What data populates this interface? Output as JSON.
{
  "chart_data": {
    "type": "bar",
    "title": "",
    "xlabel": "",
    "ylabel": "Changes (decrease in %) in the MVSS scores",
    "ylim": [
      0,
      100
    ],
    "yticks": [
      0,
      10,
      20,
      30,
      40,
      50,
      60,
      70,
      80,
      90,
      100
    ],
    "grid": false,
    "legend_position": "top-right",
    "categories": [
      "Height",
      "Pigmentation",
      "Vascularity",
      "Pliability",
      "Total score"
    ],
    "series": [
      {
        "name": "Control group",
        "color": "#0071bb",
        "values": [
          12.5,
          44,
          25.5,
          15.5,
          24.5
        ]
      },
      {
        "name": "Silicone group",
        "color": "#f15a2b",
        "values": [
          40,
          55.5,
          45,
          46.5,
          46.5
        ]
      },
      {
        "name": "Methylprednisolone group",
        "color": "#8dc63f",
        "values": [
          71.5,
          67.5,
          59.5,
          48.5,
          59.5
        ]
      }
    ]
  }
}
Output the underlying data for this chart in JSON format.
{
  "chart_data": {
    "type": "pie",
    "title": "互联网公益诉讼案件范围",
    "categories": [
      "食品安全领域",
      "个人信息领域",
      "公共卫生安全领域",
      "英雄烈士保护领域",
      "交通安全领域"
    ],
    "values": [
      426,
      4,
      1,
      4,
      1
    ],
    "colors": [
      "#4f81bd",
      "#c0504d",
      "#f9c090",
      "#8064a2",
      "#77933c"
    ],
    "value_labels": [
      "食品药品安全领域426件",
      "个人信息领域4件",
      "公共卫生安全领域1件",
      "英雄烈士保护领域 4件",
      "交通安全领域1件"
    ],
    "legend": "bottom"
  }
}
+ + + + + + +
TASK DIRECTIONS:
Go through the records above and set each one down exactly, please.

RESULT OF THE TASK:
What data populates this interface? Output as JSON.
{
  "chart_data": {
    "type": "bar",
    "title": "",
    "xlabel": "",
    "ylabel": "Changes (decrease in %) in the MVSS scores",
    "ylim": [
      0,
      100
    ],
    "yticks": [
      0,
      10,
      20,
      30,
      40,
      50,
      60,
      70,
      80,
      90,
      100
    ],
    "grid": false,
    "legend_position": "top-right",
    "categories": [
      "Height",
      "Pigmentation",
      "Vascularity",
      "Pliability",
      "Total score"
    ],
    "series": [
      {
        "name": "Control group",
        "color": "#0071bb",
        "values": [
          12.5,
          44,
          25.5,
          15.5,
          24.5
        ]
      },
      {
        "name": "Silicone group",
        "color": "#f15a2b",
        "values": [
          40,
          55.5,
          45,
          46.5,
          46.5
        ]
      },
      {
        "name": "Methylprednisolone group",
        "color": "#8dc63f",
        "values": [
          71.5,
          67.5,
          59.5,
          48.5,
          59.5
        ]
      }
    ]
  }
}
Output the underlying data for this chart in JSON format.
{
  "chart_data": {
    "type": "pie",
    "title": "互联网公益诉讼案件范围",
    "categories": [
      "食品安全领域",
      "个人信息领域",
      "公共卫生安全领域",
      "英雄烈士保护领域",
      "交通安全领域"
    ],
    "values": [
      426,
      4,
      1,
      4,
      1
    ],
    "colors": [
      "#4f81bd",
      "#c0504d",
      "#f9c090",
      "#8064a2",
      "#77933c"
    ],
    "value_labels": [
      "食品药品安全领域426件",
      "个人信息领域4件",
      "公共卫生安全领域1件",
      "英雄烈士保护领域 4件",
      "交通安全领域1件"
    ],
    "legend": "bottom"
  }
}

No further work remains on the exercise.